## Aim
Extract the complete data exactly as given.

# Start of Given information

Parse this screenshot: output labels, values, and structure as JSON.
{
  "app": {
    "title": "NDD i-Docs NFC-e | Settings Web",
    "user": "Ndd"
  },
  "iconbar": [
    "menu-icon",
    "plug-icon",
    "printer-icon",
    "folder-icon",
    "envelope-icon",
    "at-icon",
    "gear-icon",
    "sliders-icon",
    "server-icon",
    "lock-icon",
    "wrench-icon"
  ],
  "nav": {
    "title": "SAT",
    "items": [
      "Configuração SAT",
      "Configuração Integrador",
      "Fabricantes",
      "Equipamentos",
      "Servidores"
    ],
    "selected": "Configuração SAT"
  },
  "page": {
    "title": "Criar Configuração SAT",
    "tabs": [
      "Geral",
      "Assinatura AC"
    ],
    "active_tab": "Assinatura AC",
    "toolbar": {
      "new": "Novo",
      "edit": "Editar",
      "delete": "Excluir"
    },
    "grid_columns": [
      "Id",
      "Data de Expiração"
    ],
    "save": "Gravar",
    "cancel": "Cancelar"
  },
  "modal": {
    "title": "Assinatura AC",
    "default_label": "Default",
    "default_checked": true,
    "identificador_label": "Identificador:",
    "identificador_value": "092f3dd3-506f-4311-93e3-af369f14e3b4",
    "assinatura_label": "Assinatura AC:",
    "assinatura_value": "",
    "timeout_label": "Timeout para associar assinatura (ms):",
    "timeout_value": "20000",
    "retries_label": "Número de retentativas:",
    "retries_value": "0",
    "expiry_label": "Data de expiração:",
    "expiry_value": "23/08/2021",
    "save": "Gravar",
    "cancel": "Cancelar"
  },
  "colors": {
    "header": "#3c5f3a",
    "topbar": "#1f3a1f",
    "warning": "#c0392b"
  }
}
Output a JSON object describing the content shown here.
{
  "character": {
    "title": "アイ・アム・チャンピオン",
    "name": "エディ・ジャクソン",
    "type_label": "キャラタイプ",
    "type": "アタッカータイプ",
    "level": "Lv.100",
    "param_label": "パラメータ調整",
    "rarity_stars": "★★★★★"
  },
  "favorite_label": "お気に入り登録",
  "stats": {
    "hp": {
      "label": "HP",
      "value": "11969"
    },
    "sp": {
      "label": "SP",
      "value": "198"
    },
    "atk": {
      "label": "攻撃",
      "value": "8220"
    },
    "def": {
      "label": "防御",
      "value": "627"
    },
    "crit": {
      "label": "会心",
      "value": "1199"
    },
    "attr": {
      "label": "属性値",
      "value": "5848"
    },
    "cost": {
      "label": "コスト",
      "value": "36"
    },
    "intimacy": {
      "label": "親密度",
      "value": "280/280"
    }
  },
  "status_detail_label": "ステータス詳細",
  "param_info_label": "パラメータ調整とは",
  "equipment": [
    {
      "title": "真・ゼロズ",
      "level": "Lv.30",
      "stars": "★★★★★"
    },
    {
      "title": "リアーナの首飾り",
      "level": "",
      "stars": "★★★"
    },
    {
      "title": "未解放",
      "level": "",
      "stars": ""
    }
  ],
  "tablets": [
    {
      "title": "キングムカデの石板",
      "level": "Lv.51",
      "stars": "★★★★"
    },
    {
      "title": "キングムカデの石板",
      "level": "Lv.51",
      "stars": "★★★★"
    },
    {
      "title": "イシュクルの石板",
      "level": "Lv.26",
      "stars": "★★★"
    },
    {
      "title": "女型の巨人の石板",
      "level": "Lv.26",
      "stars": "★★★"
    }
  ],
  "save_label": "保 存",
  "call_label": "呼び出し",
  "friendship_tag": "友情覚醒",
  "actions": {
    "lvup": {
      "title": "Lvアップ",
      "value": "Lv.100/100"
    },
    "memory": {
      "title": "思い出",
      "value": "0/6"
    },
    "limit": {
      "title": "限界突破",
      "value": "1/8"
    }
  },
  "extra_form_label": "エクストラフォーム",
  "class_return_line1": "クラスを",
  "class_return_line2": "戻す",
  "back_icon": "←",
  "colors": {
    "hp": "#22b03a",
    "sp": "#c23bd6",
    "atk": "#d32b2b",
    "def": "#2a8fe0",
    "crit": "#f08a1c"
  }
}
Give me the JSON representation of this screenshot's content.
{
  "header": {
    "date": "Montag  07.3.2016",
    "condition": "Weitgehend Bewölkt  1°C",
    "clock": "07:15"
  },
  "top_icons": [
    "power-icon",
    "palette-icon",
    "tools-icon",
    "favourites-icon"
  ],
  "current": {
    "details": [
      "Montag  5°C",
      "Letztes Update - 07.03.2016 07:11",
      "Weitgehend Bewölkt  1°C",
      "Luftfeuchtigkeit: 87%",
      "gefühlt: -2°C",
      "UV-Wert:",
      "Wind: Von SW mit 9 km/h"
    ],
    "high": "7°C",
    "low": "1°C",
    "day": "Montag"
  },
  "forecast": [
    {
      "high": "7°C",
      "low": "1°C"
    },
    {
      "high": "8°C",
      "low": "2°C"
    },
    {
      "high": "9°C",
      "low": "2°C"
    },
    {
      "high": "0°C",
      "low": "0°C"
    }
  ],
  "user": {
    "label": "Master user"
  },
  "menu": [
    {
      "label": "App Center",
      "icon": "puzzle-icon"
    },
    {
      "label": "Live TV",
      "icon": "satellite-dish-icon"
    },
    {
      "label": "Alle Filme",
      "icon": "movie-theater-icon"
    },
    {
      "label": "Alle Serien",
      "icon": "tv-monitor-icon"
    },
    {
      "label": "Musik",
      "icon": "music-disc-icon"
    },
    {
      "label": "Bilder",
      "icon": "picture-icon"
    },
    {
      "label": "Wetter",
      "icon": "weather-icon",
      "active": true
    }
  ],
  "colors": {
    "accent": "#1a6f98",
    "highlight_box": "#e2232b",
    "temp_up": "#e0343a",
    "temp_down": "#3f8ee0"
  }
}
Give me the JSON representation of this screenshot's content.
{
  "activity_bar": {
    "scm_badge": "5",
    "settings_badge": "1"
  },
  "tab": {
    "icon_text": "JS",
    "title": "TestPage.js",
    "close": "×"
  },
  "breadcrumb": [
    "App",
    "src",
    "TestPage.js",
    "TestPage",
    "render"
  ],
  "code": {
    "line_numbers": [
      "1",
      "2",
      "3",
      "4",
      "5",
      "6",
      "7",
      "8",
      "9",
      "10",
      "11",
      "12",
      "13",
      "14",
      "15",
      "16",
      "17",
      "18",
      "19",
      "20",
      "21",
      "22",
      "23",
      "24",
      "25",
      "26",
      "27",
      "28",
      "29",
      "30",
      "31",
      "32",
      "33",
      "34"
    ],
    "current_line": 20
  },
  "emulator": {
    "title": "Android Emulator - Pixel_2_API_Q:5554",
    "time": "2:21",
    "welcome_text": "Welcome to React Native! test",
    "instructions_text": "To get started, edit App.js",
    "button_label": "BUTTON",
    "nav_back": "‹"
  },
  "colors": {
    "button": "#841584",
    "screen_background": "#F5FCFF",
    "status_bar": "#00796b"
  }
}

# End of Given information

## Solution to this problem
Parse this screenshot: output labels, values, and structure as JSON.
{
  "app": {
    "title": "NDD i-Docs NFC-e | Settings Web",
    "user": "Ndd"
  },
  "iconbar": [
    "menu-icon",
    "plug-icon",
    "printer-icon",
    "folder-icon",
    "envelope-icon",
    "at-icon",
    "gear-icon",
    "sliders-icon",
    "server-icon",
    "lock-icon",
    "wrench-icon"
  ],
  "nav": {
    "title": "SAT",
    "items": [
      "Configuração SAT",
      "Configuração Integrador",
      "Fabricantes",
      "Equipamentos",
      "Servidores"
    ],
    "selected": "Configuração SAT"
  },
  "page": {
    "title": "Criar Configuração SAT",
    "tabs": [
      "Geral",
      "Assinatura AC"
    ],
    "active_tab": "Assinatura AC",
    "toolbar": {
      "new": "Novo",
      "edit": "Editar",
      "delete": "Excluir"
    },
    "grid_columns": [
      "Id",
      "Data de Expiração"
    ],
    "save": "Gravar",
    "cancel": "Cancelar"
  },
  "modal": {
    "title": "Assinatura AC",
    "default_label": "Default",
    "default_checked": true,
    "identificador_label": "Identificador:",
    "identificador_value": "092f3dd3-506f-4311-93e3-af369f14e3b4",
    "assinatura_label": "Assinatura AC:",
    "assinatura_value": "",
    "timeout_label": "Timeout para associar assinatura (ms):",
    "timeout_value": "20000",
    "retries_label": "Número de retentativas:",
    "retries_value": "0",
    "expiry_label": "Data de expiração:",
    "expiry_value": "23/08/2021",
    "save": "Gravar",
    "cancel": "Cancelar"
  },
  "colors": {
    "header": "#3c5f3a",
    "topbar": "#1f3a1f",
    "warning": "#c0392b"
  }
}
Output a JSON object describing the content shown here.
{
  "character": {
    "title": "アイ・アム・チャンピオン",
    "name": "エディ・ジャクソン",
    "type_label": "キャラタイプ",
    "type": "アタッカータイプ",
    "level": "Lv.100",
    "param_label": "パラメータ調整",
    "rarity_stars": "★★★★★"
  },
  "favorite_label": "お気に入り登録",
  "stats": {
    "hp": {
      "label": "HP",
      "value": "11969"
    },
    "sp": {
      "label": "SP",
      "value": "198"
    },
    "atk": {
      "label": "攻撃",
      "value": "8220"
    },
    "def": {
      "label": "防御",
      "value": "627"
    },
    "crit": {
      "label": "会心",
      "value": "1199"
    },
    "attr": {
      "label": "属性値",
      "value": "5848"
    },
    "cost": {
      "label": "コスト",
      "value": "36"
    },
    "intimacy": {
      "label": "親密度",
      "value": "280/280"
    }
  },
  "status_detail_label": "ステータス詳細",
  "param_info_label": "パラメータ調整とは",
  "equipment": [
    {
      "title": "真・ゼロズ",
      "level": "Lv.30",
      "stars": "★★★★★"
    },
    {
      "title": "リアーナの首飾り",
      "level": "",
      "stars": "★★★"
    },
    {
      "title": "未解放",
      "level": "",
      "stars": ""
    }
  ],
  "tablets": [
    {
      "title": "キングムカデの石板",
      "level": "Lv.51",
      "stars": "★★★★"
    },
    {
      "title": "キングムカデの石板",
      "level": "Lv.51",
      "stars": "★★★★"
    },
    {
      "title": "イシュクルの石板",
      "level": "Lv.26",
      "stars": "★★★"
    },
    {
      "title": "女型の巨人の石板",
      "level": "Lv.26",
      "stars": "★★★"
    }
  ],
  "save_label": "保 存",
  "call_label": "呼び出し",
  "friendship_tag": "友情覚醒",
  "actions": {
    "lvup": {
      "title": "Lvアップ",
      "value": "Lv.100/100"
    },
    "memory": {
      "title": "思い出",
      "value": "0/6"
    },
    "limit": {
      "title": "限界突破",
      "value": "1/8"
    }
  },
  "extra_form_label": "エクストラフォーム",
  "class_return_line1": "クラスを",
  "class_return_line2": "戻す",
  "back_icon": "←",
  "colors": {
    "hp": "#22b03a",
    "sp": "#c23bd6",
    "atk": "#d32b2b",
    "def": "#2a8fe0",
    "crit": "#f08a1c"
  }
}
Give me the JSON representation of this screenshot's content.
{
  "header": {
    "date": "Montag  07.3.2016",
    "condition": "Weitgehend Bewölkt  1°C",
    "clock": "07:15"
  },
  "top_icons": [
    "power-icon",
    "palette-icon",
    "tools-icon",
    "favourites-icon"
  ],
  "current": {
    "details": [
      "Montag  5°C",
      "Letztes Update - 07.03.2016 07:11",
      "Weitgehend Bewölkt  1°C",
      "Luftfeuchtigkeit: 87%",
      "gefühlt: -2°C",
      "UV-Wert:",
      "Wind: Von SW mit 9 km/h"
    ],
    "high": "7°C",
    "low": "1°C",
    "day": "Montag"
  },
  "forecast": [
    {
      "high": "7°C",
      "low": "1°C"
    },
    {
      "high": "8°C",
      "low": "2°C"
    },
    {
      "high": "9°C",
      "low": "2°C"
    },
    {
      "high": "0°C",
      "low": "0°C"
    }
  ],
  "user": {
    "label": "Master user"
  },
  "menu": [
    {
      "label": "App Center",
      "icon": "puzzle-icon"
    },
    {
      "label": "Live TV",
      "icon": "satellite-dish-icon"
    },
    {
      "label": "Alle Filme",
      "icon": "movie-theater-icon"
    },
    {
      "label": "Alle Serien",
      "icon": "tv-monitor-icon"
    },
    {
      "label": "Musik",
      "icon": "music-disc-icon"
    },
    {
      "label": "Bilder",
      "icon": "picture-icon"
    },
    {
      "label": "Wetter",
      "icon": "weather-icon",
      "active": true
    }
  ],
  "colors": {
    "accent": "#1a6f98",
    "highlight_box": "#e2232b",
    "temp_up": "#e0343a",
    "temp_down": "#3f8ee0"
  }
}
Give me the JSON representation of this screenshot's content.
{
  "activity_bar": {
    "scm_badge": "5",
    "settings_badge": "1"
  },
  "tab": {
    "icon_text": "JS",
    "title": "TestPage.js",
    "close": "×"
  },
  "breadcrumb": [
    "App",
    "src",
    "TestPage.js",
    "TestPage",
    "render"
  ],
  "code": {
    "line_numbers": [
      "1",
      "2",
      "3",
      "4",
      "5",
      "6",
      "7",
      "8",
      "9",
      "10",
      "11",
      "12",
      "13",
      "14",
      "15",
      "16",
      "17",
      "18",
      "19",
      "20",
      "21",
      "22",
      "23",
      "24",
      "25",
      "26",
      "27",
      "28",
      "29",
      "30",
      "31",
      "32",
      "33",
      "34"
    ],
    "current_line": 20
  },
  "emulator": {
    "title": "Android Emulator - Pixel_2_API_Q:5554",
    "time": "2:21",
    "welcome_text": "Welcome to React Native! test",
    "instructions_text": "To get started, edit App.js",
    "button_label": "BUTTON",
    "nav_back": "‹"
  },
  "colors": {
    "button": "#841584",
    "screen_background": "#F5FCFF",
    "status_bar": "#00796b"
  }
}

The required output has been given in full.